Stored entries
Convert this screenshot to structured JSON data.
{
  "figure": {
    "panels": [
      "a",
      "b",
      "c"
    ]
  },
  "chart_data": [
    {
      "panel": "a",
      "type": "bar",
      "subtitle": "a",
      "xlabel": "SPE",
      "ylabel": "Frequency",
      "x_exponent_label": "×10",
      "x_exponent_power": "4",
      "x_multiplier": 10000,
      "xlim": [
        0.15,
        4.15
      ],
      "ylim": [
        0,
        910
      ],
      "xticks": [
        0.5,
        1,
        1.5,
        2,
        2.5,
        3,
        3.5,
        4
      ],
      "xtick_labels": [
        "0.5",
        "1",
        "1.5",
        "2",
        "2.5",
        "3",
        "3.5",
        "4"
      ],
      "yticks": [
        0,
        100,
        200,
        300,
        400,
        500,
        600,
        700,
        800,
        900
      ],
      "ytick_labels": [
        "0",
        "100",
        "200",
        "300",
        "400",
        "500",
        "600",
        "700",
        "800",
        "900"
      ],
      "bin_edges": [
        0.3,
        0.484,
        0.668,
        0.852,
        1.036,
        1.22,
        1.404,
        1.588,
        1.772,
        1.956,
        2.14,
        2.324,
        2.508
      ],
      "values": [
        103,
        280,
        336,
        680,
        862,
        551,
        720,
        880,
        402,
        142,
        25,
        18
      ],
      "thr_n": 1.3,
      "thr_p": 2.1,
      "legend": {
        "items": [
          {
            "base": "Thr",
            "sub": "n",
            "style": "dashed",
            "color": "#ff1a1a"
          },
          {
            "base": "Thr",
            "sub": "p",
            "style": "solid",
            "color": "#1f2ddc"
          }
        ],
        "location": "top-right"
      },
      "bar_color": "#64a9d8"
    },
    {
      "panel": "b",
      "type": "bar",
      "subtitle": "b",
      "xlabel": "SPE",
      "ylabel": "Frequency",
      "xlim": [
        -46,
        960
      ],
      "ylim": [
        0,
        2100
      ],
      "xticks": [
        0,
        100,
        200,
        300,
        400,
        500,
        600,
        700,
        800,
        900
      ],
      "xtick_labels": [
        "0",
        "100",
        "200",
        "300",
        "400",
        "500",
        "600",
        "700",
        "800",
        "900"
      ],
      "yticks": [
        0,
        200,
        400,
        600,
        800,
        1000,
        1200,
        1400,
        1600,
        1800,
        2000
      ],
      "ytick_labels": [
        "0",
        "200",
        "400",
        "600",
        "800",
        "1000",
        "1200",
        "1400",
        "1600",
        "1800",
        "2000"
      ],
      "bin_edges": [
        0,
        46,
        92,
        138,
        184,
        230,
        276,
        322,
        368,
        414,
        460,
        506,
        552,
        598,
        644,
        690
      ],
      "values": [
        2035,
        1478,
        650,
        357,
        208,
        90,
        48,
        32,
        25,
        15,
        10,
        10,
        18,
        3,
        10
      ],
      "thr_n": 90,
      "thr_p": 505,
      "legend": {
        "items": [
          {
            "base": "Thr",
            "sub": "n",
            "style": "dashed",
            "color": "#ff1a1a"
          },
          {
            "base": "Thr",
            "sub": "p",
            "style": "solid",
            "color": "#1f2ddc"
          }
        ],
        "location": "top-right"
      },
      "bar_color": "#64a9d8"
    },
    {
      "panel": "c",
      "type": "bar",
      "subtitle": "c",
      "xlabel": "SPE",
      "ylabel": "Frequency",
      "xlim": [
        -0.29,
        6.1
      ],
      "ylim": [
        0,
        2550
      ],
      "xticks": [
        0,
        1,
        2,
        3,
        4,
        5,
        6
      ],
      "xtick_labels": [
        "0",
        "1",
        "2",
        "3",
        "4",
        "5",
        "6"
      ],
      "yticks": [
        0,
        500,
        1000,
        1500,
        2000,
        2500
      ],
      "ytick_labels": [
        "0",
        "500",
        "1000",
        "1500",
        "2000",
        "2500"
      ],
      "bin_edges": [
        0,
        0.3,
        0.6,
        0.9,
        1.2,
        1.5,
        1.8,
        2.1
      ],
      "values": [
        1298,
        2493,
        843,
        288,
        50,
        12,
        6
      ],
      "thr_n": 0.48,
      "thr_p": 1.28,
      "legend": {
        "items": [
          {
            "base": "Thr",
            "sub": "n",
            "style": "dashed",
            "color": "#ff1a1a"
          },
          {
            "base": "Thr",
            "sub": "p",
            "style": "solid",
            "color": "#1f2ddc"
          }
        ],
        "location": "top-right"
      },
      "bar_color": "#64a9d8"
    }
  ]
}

## Problem
Repeat each of the entries above precisely as given.

## Exercise solution
Convert this screenshot to structured JSON data.
{
  "figure": {
    "panels": [
      "a",
      "b",
      "c"
    ]
  },
  "chart_data": [
    {
      "panel": "a",
      "type": "bar",
      "subtitle": "a",
      "xlabel": "SPE",
      "ylabel": "Frequency",
      "x_exponent_label": "×10",
      "x_exponent_power": "4",
      "x_multiplier": 10000,
      "xlim": [
        0.15,
        4.15
      ],
      "ylim": [
        0,
        910
      ],
      "xticks": [
        0.5,
        1,
        1.5,
        2,
        2.5,
        3,
        3.5,
        4
      ],
      "xtick_labels": [
        "0.5",
        "1",
        "1.5",
        "2",
        "2.5",
        "3",
        "3.5",
        "4"
      ],
      "yticks": [
        0,
        100,
        200,
        300,
        400,
        500,
        600,
        700,
        800,
        900
      ],
      "ytick_labels": [
        "0",
        "100",
        "200",
        "300",
        "400",
        "500",
        "600",
        "700",
        "800",
        "900"
      ],
      "bin_edges": [
        0.3,
        0.484,
        0.668,
        0.852,
        1.036,
        1.22,
        1.404,
        1.588,
        1.772,
        1.956,
        2.14,
        2.324,
        2.508
      ],
      "values": [
        103,
        280,
        336,
        680,
        862,
        551,
        720,
        880,
        402,
        142,
        25,
        18
      ],
      "thr_n": 1.3,
      "thr_p": 2.1,
      "legend": {
        "items": [
          {
            "base": "Thr",
            "sub": "n",
            "style": "dashed",
            "color": "#ff1a1a"
          },
          {
            "base": "Thr",
            "sub": "p",
            "style": "solid",
            "color": "#1f2ddc"
          }
        ],
        "location": "top-right"
      },
      "bar_color": "#64a9d8"
    },
    {
      "panel": "b",
      "type": "bar",
      "subtitle": "b",
      "xlabel": "SPE",
      "ylabel": "Frequency",
      "xlim": [
        -46,
        960
      ],
      "ylim": [
        0,
        2100
      ],
      "xticks": [
        0,
        100,
        200,
        300,
        400,
        500,
        600,
        700,
        800,
        900
      ],
      "xtick_labels": [
        "0",
        "100",
        "200",
        "300",
        "400",
        "500",
        "600",
        "700",
        "800",
        "900"
      ],
      "yticks": [
        0,
        200,
        400,
        600,
        800,
        1000,
        1200,
        1400,
        1600,
        1800,
        2000
      ],
      "ytick_labels": [
        "0",
        "200",
        "400",
        "600",
        "800",
        "1000",
        "1200",
        "1400",
        "1600",
        "1800",
        "2000"
      ],
      "bin_edges": [
        0,
        46,
        92,
        138,
        184,
        230,
        276,
        322,
        368,
        414,
        460,
        506,
        552,
        598,
        644,
        690
      ],
      "values": [
        2035,
        1478,
        650,
        357,
        208,
        90,
        48,
        32,
        25,
        15,
        10,
        10,
        18,
        3,
        10
      ],
      "thr_n": 90,
      "thr_p": 505,
      "legend": {
        "items": [
          {
            "base": "Thr",
            "sub": "n",
            "style": "dashed",
            "color": "#ff1a1a"
          },
          {
            "base": "Thr",
            "sub": "p",
            "style": "solid",
            "color": "#1f2ddc"
          }
        ],
        "location": "top-right"
      },
      "bar_color": "#64a9d8"
    },
    {
      "panel": "c",
      "type": "bar",
      "subtitle": "c",
      "xlabel": "SPE",
      "ylabel": "Frequency",
      "xlim": [
        -0.29,
        6.1
      ],
      "ylim": [
        0,
        2550
      ],
      "xticks": [
        0,
        1,
        2,
        3,
        4,
        5,
        6
      ],
      "xtick_labels": [
        "0",
        "1",
        "2",
        "3",
        "4",
        "5",
        "6"
      ],
      "yticks": [
        0,
        500,
        1000,
        1500,
        2000,
        2500
      ],
      "ytick_labels": [
        "0",
        "500",
        "1000",
        "1500",
        "2000",
        "2500"
      ],
      "bin_edges": [
        0,
        0.3,
        0.6,
        0.9,
        1.2,
        1.5,
        1.8,
        2.1
      ],
      "values": [
        1298,
        2493,
        843,
        288,
        50,
        12,
        6
      ],
      "thr_n": 0.48,
      "thr_p": 1.28,
      "legend": {
        "items": [
          {
            "base": "Thr",
            "sub": "n",
            "style": "dashed",
            "color": "#ff1a1a"
          },
          {
            "base": "Thr",
            "sub": "p",
            "style": "solid",
            "color": "#1f2ddc"
          }
        ],
        "location": "top-right"
      },
      "bar_color": "#64a9d8"
    }
  ]
}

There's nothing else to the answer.